**Given task**
Look through the material and copy each line holding "title".

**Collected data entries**
────────────────

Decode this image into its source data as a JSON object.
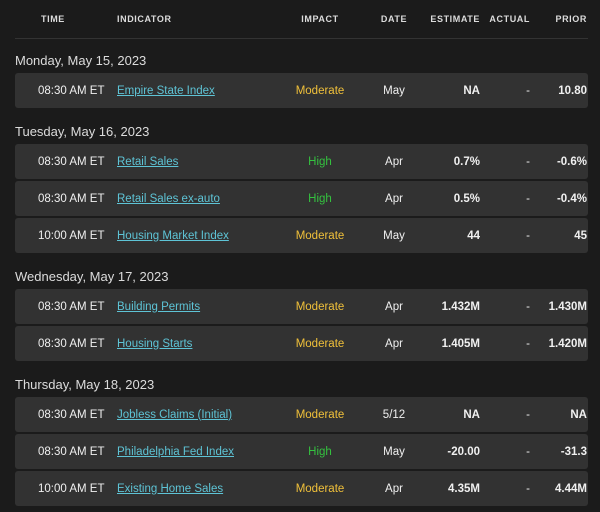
{
  "header": {
    "time": "TIME",
    "indicator": "INDICATOR",
    "impact": "IMPACT",
    "date": "DATE",
    "estimate": "ESTIMATE",
    "actual": "ACTUAL",
    "prior": "PRIOR"
  },
  "colors": {
    "moderate": "#f0c03a",
    "high": "#34c23f",
    "link": "#5ec4d6"
  },
  "groups": [
    {
      "date": "Monday, May 15, 2023",
      "rows": [
        {
          "time": "08:30 AM ET",
          "indicator": "Empire State Index",
          "impact": "Moderate",
          "date": "May",
          "estimate": "NA",
          "actual": "-",
          "prior": "10.80"
        }
      ]
    },
    {
      "date": "Tuesday, May 16, 2023",
      "rows": [
        {
          "time": "08:30 AM ET",
          "indicator": "Retail Sales",
          "impact": "High",
          "date": "Apr",
          "estimate": "0.7%",
          "actual": "-",
          "prior": "-0.6%"
        },
        {
          "time": "08:30 AM ET",
          "indicator": "Retail Sales ex-auto",
          "impact": "High",
          "date": "Apr",
          "estimate": "0.5%",
          "actual": "-",
          "prior": "-0.4%"
        },
        {
          "time": "10:00 AM ET",
          "indicator": "Housing Market Index",
          "impact": "Moderate",
          "date": "May",
          "estimate": "44",
          "actual": "-",
          "prior": "45"
        }
      ]
    },
    {
      "date": "Wednesday, May 17, 2023",
      "rows": [
        {
          "time": "08:30 AM ET",
          "indicator": "Building Permits",
          "impact": "Moderate",
          "date": "Apr",
          "estimate": "1.432M",
          "actual": "-",
          "prior": "1.430M"
        },
        {
          "time": "08:30 AM ET",
          "indicator": "Housing Starts",
          "impact": "Moderate",
          "date": "Apr",
          "estimate": "1.405M",
          "actual": "-",
          "prior": "1.420M"
        }
      ]
    },
    {
      "date": "Thursday, May 18, 2023",
      "rows": [
        {
          "time": "08:30 AM ET",
          "indicator": "Jobless Claims (Initial)",
          "impact": "Moderate",
          "date": "5/12",
          "estimate": "NA",
          "actual": "-",
          "prior": "NA"
        },
        {
          "time": "08:30 AM ET",
          "indicator": "Philadelphia Fed Index",
          "impact": "High",
          "date": "May",
          "estimate": "-20.00",
          "actual": "-",
          "prior": "-31.3"
        },
        {
          "time": "10:00 AM ET",
          "indicator": "Existing Home Sales",
          "impact": "Moderate",
          "date": "Apr",
          "estimate": "4.35M",
          "actual": "-",
          "prior": "4.44M"
        }
      ]
    }
  ]
}
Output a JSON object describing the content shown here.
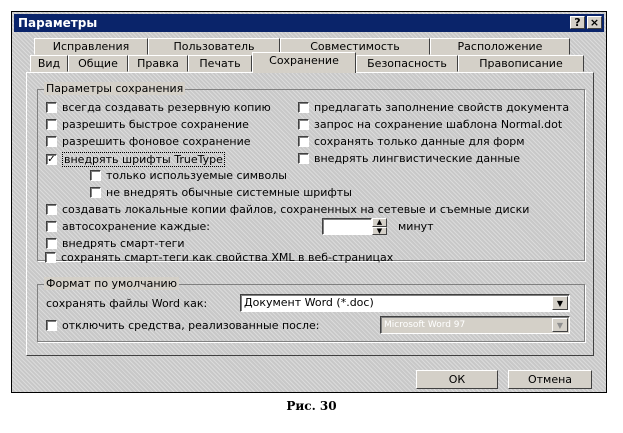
{
  "window": {
    "title": "Параметры",
    "help_btn": "?",
    "close_btn": "×"
  },
  "tabs_back": [
    "Исправления",
    "Пользователь",
    "Совместимость",
    "Расположение"
  ],
  "tabs_front": [
    "Вид",
    "Общие",
    "Правка",
    "Печать",
    "Сохранение",
    "Безопасность",
    "Правописание"
  ],
  "active_tab": "Сохранение",
  "save_group": {
    "title": "Параметры сохранения",
    "options": [
      {
        "label": "всегда создавать резервную копию",
        "checked": false
      },
      {
        "label": "предлагать заполнение свойств документа",
        "checked": false
      },
      {
        "label": "разрешить быстрое сохранение",
        "checked": false
      },
      {
        "label": "запрос на сохранение шаблона Normal.dot",
        "checked": false
      },
      {
        "label": "разрешить фоновое сохранение",
        "checked": false
      },
      {
        "label": "сохранять только данные для форм",
        "checked": false
      },
      {
        "label": "внедрять шрифты TrueType",
        "checked": true
      },
      {
        "label": "внедрять лингвистические данные",
        "checked": false
      },
      {
        "label": "только используемые символы",
        "checked": false
      },
      {
        "label": "не внедрять обычные системные шрифты",
        "checked": false
      },
      {
        "label": "создавать локальные копии файлов, сохраненных на сетевые и съемные диски",
        "checked": false
      },
      {
        "label": "автосохранение каждые:",
        "checked": false
      },
      {
        "label": "внедрять смарт-теги",
        "checked": false
      },
      {
        "label": "сохранять смарт-теги как свойства XML в веб-страницах",
        "checked": false
      }
    ],
    "autosave_value": "",
    "autosave_unit": "минут"
  },
  "format_group": {
    "title": "Формат по умолчанию",
    "save_as_label": "сохранять файлы Word как:",
    "save_as_value": "Документ Word (*.doc)",
    "disable_label": "отключить средства, реализованные после:",
    "disable_value": "Microsoft Word 97"
  },
  "buttons": {
    "ok": "ОК",
    "cancel": "Отмена"
  },
  "caption": "Рис. 30"
}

────────────────

**Answer to this problem**
    "title": "Параметры",
    "title": "Параметры сохранения",
    "title": "Формат по умолчанию",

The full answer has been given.